>> start

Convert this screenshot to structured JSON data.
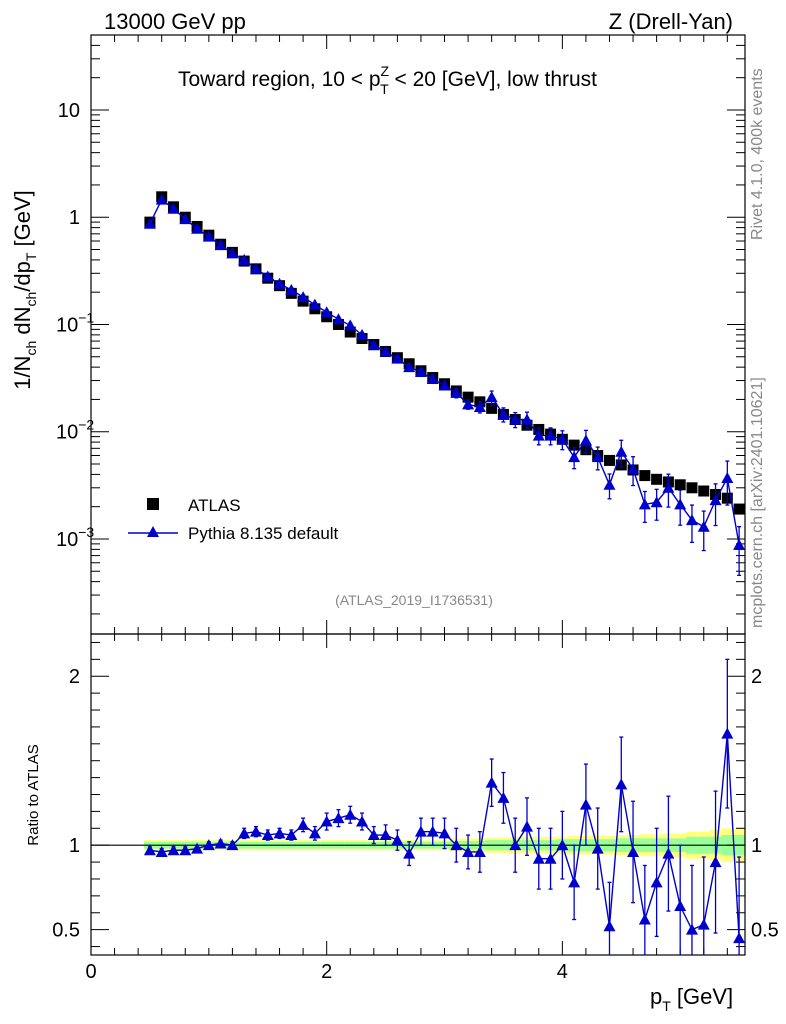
{
  "header": {
    "left": "13000 GeV pp",
    "right": "Z (Drell-Yan)"
  },
  "side_labels": {
    "rivet": "Rivet 4.1.0,  400k events",
    "mcplots": "mcplots.cern.ch [arXiv:2401.10621]"
  },
  "colors": {
    "data": "#000000",
    "mc": "#0000cc",
    "band_inner": "#99ff99",
    "band_outer": "#ffff80",
    "watermark": "#888888"
  },
  "chart_data": [
    {
      "type": "scatter",
      "panel": "main",
      "title": "Toward region, 10 < p_T^Z < 20 [GeV], low thrust",
      "title_parts": [
        "Toward region, 10 < p",
        "Z",
        "T",
        " < 20 [GeV], low thrust"
      ],
      "ylabel": "1/N_ch dN_ch/dp_T [GeV]",
      "ylabel_parts": [
        "1/N",
        "ch",
        " dN",
        "ch",
        "/dp",
        "T",
        " [GeV]"
      ],
      "yscale": "log",
      "ylim": [
        0.00013,
        50
      ],
      "xlim": [
        0,
        5.55
      ],
      "y_ticks": [
        {
          "value": 0.001,
          "base": "10",
          "exp": "−3"
        },
        {
          "value": 0.01,
          "base": "10",
          "exp": "−2"
        },
        {
          "value": 0.1,
          "base": "10",
          "exp": "−1"
        },
        {
          "value": 1,
          "label": "1"
        },
        {
          "value": 10,
          "label": "10"
        }
      ],
      "watermark": "(ATLAS_2019_I1736531)",
      "legend": {
        "position": "bottom-left",
        "entries": [
          "ATLAS",
          "Pythia 8.135 default"
        ]
      },
      "x": [
        0.5,
        0.6,
        0.7,
        0.8,
        0.9,
        1.0,
        1.1,
        1.2,
        1.3,
        1.4,
        1.5,
        1.6,
        1.7,
        1.8,
        1.9,
        2.0,
        2.1,
        2.2,
        2.3,
        2.4,
        2.5,
        2.6,
        2.7,
        2.8,
        2.9,
        3.0,
        3.1,
        3.2,
        3.3,
        3.4,
        3.5,
        3.6,
        3.7,
        3.8,
        3.9,
        4.0,
        4.1,
        4.2,
        4.3,
        4.4,
        4.5,
        4.6,
        4.7,
        4.8,
        4.9,
        5.0,
        5.1,
        5.2,
        5.3,
        5.4,
        5.5
      ],
      "series": [
        {
          "name": "ATLAS",
          "marker": "square",
          "values": [
            0.9,
            1.55,
            1.25,
            1.0,
            0.82,
            0.68,
            0.56,
            0.47,
            0.39,
            0.33,
            0.27,
            0.23,
            0.195,
            0.165,
            0.14,
            0.118,
            0.1,
            0.085,
            0.074,
            0.065,
            0.056,
            0.049,
            0.043,
            0.037,
            0.032,
            0.028,
            0.024,
            0.021,
            0.019,
            0.0165,
            0.0145,
            0.013,
            0.0115,
            0.0105,
            0.0095,
            0.0085,
            0.0075,
            0.0068,
            0.006,
            0.0054,
            0.0049,
            0.0044,
            0.0039,
            0.0036,
            0.0034,
            0.0032,
            0.003,
            0.0028,
            0.0026,
            0.0024,
            0.0019
          ]
        },
        {
          "name": "Pythia 8.135 default",
          "marker": "triangle",
          "values": [
            0.87,
            1.46,
            1.2,
            0.96,
            0.78,
            0.66,
            0.55,
            0.46,
            0.4,
            0.33,
            0.28,
            0.24,
            0.21,
            0.18,
            0.153,
            0.13,
            0.112,
            0.098,
            0.08,
            0.064,
            0.056,
            0.048,
            0.04,
            0.036,
            0.031,
            0.027,
            0.023,
            0.018,
            0.017,
            0.021,
            0.0145,
            0.013,
            0.013,
            0.0092,
            0.0092,
            0.0085,
            0.0058,
            0.0083,
            0.0058,
            0.0032,
            0.0065,
            0.0045,
            0.0021,
            0.0022,
            0.003,
            0.0021,
            0.0015,
            0.0013,
            0.0023,
            0.0037,
            0.00088
          ]
        }
      ]
    },
    {
      "type": "scatter",
      "panel": "ratio",
      "ylabel": "Ratio to ATLAS",
      "xlabel": "p_T [GeV]",
      "xlabel_parts": [
        "p",
        "T",
        " [GeV]"
      ],
      "ylim": [
        0.35,
        2.25
      ],
      "xlim": [
        0,
        5.55
      ],
      "x_ticks": [
        0,
        2,
        4
      ],
      "y_ticks": [
        0.5,
        1,
        2
      ],
      "reference": 1,
      "x": [
        0.5,
        0.6,
        0.7,
        0.8,
        0.9,
        1.0,
        1.1,
        1.2,
        1.3,
        1.4,
        1.5,
        1.6,
        1.7,
        1.8,
        1.9,
        2.0,
        2.1,
        2.2,
        2.3,
        2.4,
        2.5,
        2.6,
        2.7,
        2.8,
        2.9,
        3.0,
        3.1,
        3.2,
        3.3,
        3.4,
        3.5,
        3.6,
        3.7,
        3.8,
        3.9,
        4.0,
        4.1,
        4.2,
        4.3,
        4.4,
        4.5,
        4.6,
        4.7,
        4.8,
        4.9,
        5.0,
        5.1,
        5.2,
        5.3,
        5.4,
        5.5
      ],
      "series": [
        {
          "name": "Pythia 8.135 default / ATLAS",
          "values": [
            0.97,
            0.96,
            0.97,
            0.97,
            0.98,
            1.0,
            1.01,
            1.0,
            1.07,
            1.08,
            1.06,
            1.07,
            1.06,
            1.12,
            1.07,
            1.14,
            1.16,
            1.18,
            1.14,
            1.06,
            1.06,
            1.03,
            0.95,
            1.08,
            1.08,
            1.07,
            1.0,
            0.96,
            0.96,
            1.37,
            1.28,
            1.0,
            1.11,
            0.92,
            0.92,
            1.0,
            0.78,
            1.24,
            0.98,
            0.52,
            1.36,
            0.96,
            0.56,
            0.78,
            0.95,
            0.64,
            0.5,
            0.53,
            0.9,
            1.66,
            0.45
          ],
          "errors": [
            0.02,
            0.02,
            0.02,
            0.02,
            0.02,
            0.02,
            0.02,
            0.02,
            0.03,
            0.03,
            0.03,
            0.03,
            0.03,
            0.04,
            0.04,
            0.05,
            0.05,
            0.05,
            0.05,
            0.05,
            0.06,
            0.06,
            0.07,
            0.08,
            0.08,
            0.09,
            0.1,
            0.1,
            0.12,
            0.14,
            0.15,
            0.16,
            0.17,
            0.18,
            0.18,
            0.2,
            0.22,
            0.24,
            0.24,
            0.26,
            0.28,
            0.3,
            0.32,
            0.32,
            0.34,
            0.36,
            0.38,
            0.4,
            0.42,
            0.44,
            0.48
          ]
        }
      ],
      "band_inner_halfwidth": [
        0.02,
        0.02,
        0.02,
        0.02,
        0.02,
        0.02,
        0.02,
        0.02,
        0.02,
        0.02,
        0.02,
        0.02,
        0.02,
        0.02,
        0.02,
        0.02,
        0.02,
        0.02,
        0.02,
        0.02,
        0.02,
        0.02,
        0.02,
        0.02,
        0.02,
        0.02,
        0.025,
        0.025,
        0.025,
        0.03,
        0.03,
        0.03,
        0.03,
        0.03,
        0.03,
        0.035,
        0.035,
        0.035,
        0.035,
        0.035,
        0.04,
        0.04,
        0.04,
        0.04,
        0.04,
        0.04,
        0.05,
        0.05,
        0.05,
        0.06,
        0.06
      ],
      "band_outer_halfwidth": [
        0.03,
        0.03,
        0.03,
        0.03,
        0.03,
        0.03,
        0.03,
        0.03,
        0.03,
        0.03,
        0.03,
        0.03,
        0.03,
        0.03,
        0.03,
        0.03,
        0.03,
        0.03,
        0.03,
        0.03,
        0.03,
        0.03,
        0.03,
        0.03,
        0.03,
        0.03,
        0.04,
        0.04,
        0.04,
        0.045,
        0.045,
        0.05,
        0.05,
        0.05,
        0.05,
        0.05,
        0.055,
        0.055,
        0.055,
        0.055,
        0.06,
        0.06,
        0.065,
        0.065,
        0.07,
        0.07,
        0.08,
        0.08,
        0.09,
        0.1,
        0.1
      ]
    }
  ]
}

>> end

Scan the listing above for the word "Toward" and copy every line that holds it.

      "title": "Toward region, 10 < p_T^Z < 20 [GeV], low thrust",
        "Toward region, 10 < p",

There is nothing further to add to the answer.